EXERCISE | Rewrite the data lines starting at "x-tick-label: 2023年1月 [605, 448, 646, 458]" and ending at "bar-segment [143, 323, 251, 369]", changing every "tick-label" to "tick-caption" and leaving everything else as it is.

TASK DATA |

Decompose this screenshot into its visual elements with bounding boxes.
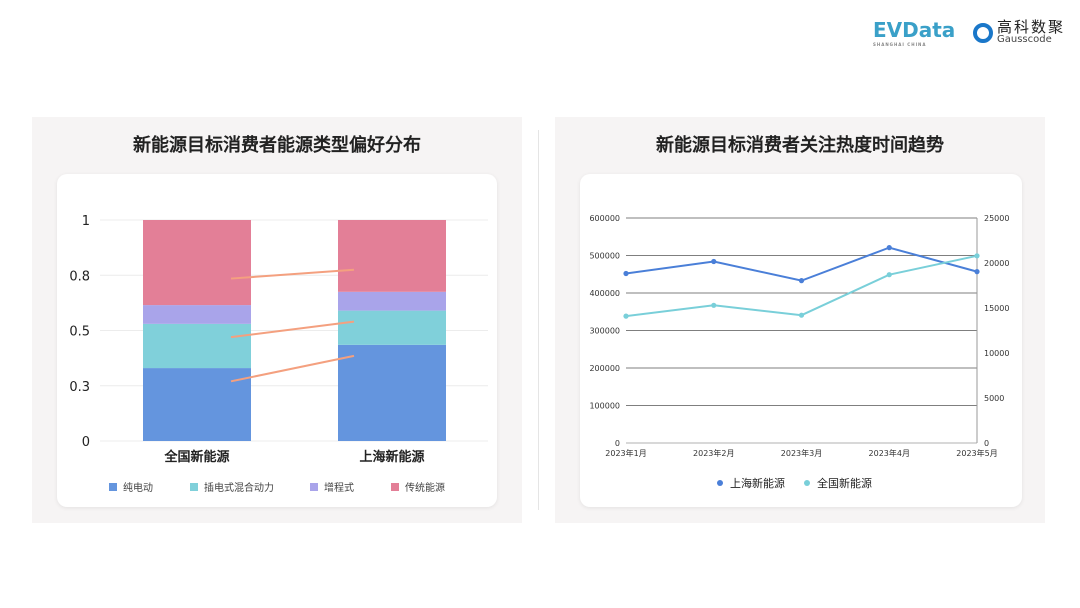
x-tick-label: 2023年1月 [605, 448, 646, 458]
y-right-tick-label: 5000 [984, 394, 1004, 403]
legend-label: 传统能源 [405, 481, 445, 494]
y-left-tick-label: 300000 [589, 327, 620, 336]
bar-segment [143, 323, 251, 369]
y-left-tick-label: 500000 [589, 252, 620, 261]
data-point [974, 269, 980, 275]
data-point [623, 313, 629, 319]
evdata-logo: EVData SHANGHAI CHINA [873, 18, 956, 47]
y-tick-label: 0.5 [69, 325, 90, 340]
data-point [711, 302, 717, 308]
series-line [625, 254, 978, 318]
bar-segment [338, 344, 446, 441]
x-tick-label: 2023年2月 [693, 448, 734, 458]
legend-swatch [109, 483, 117, 491]
bar-segment [143, 220, 251, 306]
data-point [798, 312, 805, 318]
trend-connector [230, 354, 355, 383]
bar-segment [338, 291, 446, 311]
x-tick-label: 全国新能源 [163, 449, 229, 465]
legend-label: 全国新能源 [817, 476, 872, 490]
data-point [974, 253, 980, 259]
data-point [711, 258, 717, 265]
legend-marker [804, 480, 810, 486]
data-point [886, 245, 892, 251]
y-left-tick-label: 0 [615, 439, 620, 448]
bar-segment [143, 305, 251, 324]
y-right-tick-label: 10000 [984, 349, 1009, 358]
bar-segment [338, 220, 446, 292]
legend-marker [717, 480, 723, 486]
x-tick-label: 2023年4月 [869, 448, 910, 458]
bar-segment [338, 310, 446, 345]
data-point [798, 278, 805, 284]
energy-preference-panel: 新能源目标消费者能源类型偏好分布 0 0.3 0.5 0.8 1 全国新能源 上海新能源纯电… [32, 117, 522, 523]
y-left-tick-label: 100000 [589, 402, 620, 411]
divider [538, 130, 539, 510]
trend-connector [230, 320, 355, 339]
y-right-tick-label: 0 [984, 439, 989, 448]
bar-chart-card: 0 0.3 0.5 0.8 1 全国新能源 上海新能源纯电动 插电式混合动力 增程式 传统能源 [57, 174, 497, 507]
x-tick-label: 2023年5月 [956, 448, 997, 458]
series-line [625, 246, 978, 282]
y-left-tick-label: 200000 [589, 364, 620, 373]
y-tick-label: 0.3 [69, 380, 90, 395]
attention-trend-panel: 新能源目标消费者关注热度时间趋势 0 100000 200000 300000 4000… [555, 117, 1045, 523]
legend-swatch [391, 483, 399, 491]
trend-connector [230, 268, 355, 280]
chart-title: 新能源目标消费者能源类型偏好分布 [133, 135, 421, 156]
data-point [886, 272, 892, 278]
legend-label: 纯电动 [123, 481, 153, 494]
legend-label: 插电式混合动力 [204, 481, 274, 494]
y-tick-label: 1 [82, 214, 90, 229]
bar-segment [143, 368, 251, 441]
chart-title: 新能源目标消费者关注热度时间趋势 [656, 135, 944, 156]
y-right-tick-label: 15000 [984, 304, 1009, 313]
y-right-tick-label: 20000 [984, 259, 1009, 268]
y-tick-label: 0.8 [69, 269, 90, 284]
y-left-tick-label: 400000 [589, 289, 620, 298]
data-point [623, 270, 629, 277]
line-chart-card: 0 100000 200000 300000 400000 500000 600000 0 50… [580, 174, 1022, 507]
line-chart: 0 100000 200000 300000 400000 500000 600000 0 50… [589, 214, 1009, 490]
legend-label: 增程式 [324, 481, 354, 494]
y-tick-label: 0 [82, 435, 90, 450]
y-left-tick-label: 600000 [589, 214, 620, 223]
y-right-tick-label: 25000 [984, 214, 1009, 223]
legend-swatch [310, 483, 318, 491]
legend-label: 上海新能源 [730, 476, 785, 490]
gausscode-mark-icon [973, 22, 993, 43]
x-tick-label: 2023年3月 [781, 448, 822, 458]
x-tick-label: 上海新能源 [359, 449, 424, 465]
gausscode-logo: 高科数聚 Gausscode [973, 20, 1065, 45]
legend-swatch [190, 483, 198, 491]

ANSWER FOR THIS EXERCISE |
x-tick-caption: 2023年1月 [605, 448, 646, 458]
y-right-tick-caption: 5000 [984, 394, 1004, 403]
legend-label: 传统能源 [405, 481, 445, 494]
y-left-tick-caption: 300000 [589, 327, 620, 336]
bar-segment [143, 323, 251, 369]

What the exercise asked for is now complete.